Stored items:
____
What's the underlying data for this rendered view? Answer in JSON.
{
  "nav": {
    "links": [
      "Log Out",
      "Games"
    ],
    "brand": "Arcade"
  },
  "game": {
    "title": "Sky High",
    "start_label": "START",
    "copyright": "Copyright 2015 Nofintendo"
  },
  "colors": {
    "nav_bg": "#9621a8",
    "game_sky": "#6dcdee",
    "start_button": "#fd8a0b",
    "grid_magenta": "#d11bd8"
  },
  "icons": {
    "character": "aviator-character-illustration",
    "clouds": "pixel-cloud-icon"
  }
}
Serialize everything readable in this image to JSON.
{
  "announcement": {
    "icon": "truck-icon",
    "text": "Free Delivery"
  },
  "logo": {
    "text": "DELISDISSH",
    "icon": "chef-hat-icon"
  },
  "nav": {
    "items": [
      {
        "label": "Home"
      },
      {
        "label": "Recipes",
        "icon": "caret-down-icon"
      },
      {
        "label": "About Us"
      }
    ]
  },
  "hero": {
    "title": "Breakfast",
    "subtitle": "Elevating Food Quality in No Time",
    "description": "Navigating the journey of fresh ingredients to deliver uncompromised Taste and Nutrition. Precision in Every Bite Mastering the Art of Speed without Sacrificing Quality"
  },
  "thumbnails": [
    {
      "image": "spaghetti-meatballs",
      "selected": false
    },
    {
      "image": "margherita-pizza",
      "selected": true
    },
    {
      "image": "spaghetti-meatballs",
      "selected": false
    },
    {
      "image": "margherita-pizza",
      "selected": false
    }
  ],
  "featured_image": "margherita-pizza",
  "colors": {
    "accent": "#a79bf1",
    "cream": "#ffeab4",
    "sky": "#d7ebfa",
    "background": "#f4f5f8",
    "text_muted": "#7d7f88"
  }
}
____
EXERCISE REQUIREMENTS:
From the entries above, copy every line where the word "this" shows up.

COMPLETE OUTPUT:
What's the underlying data for this rendered view? Answer in JSON.
Serialize everything readable in this image to JSON.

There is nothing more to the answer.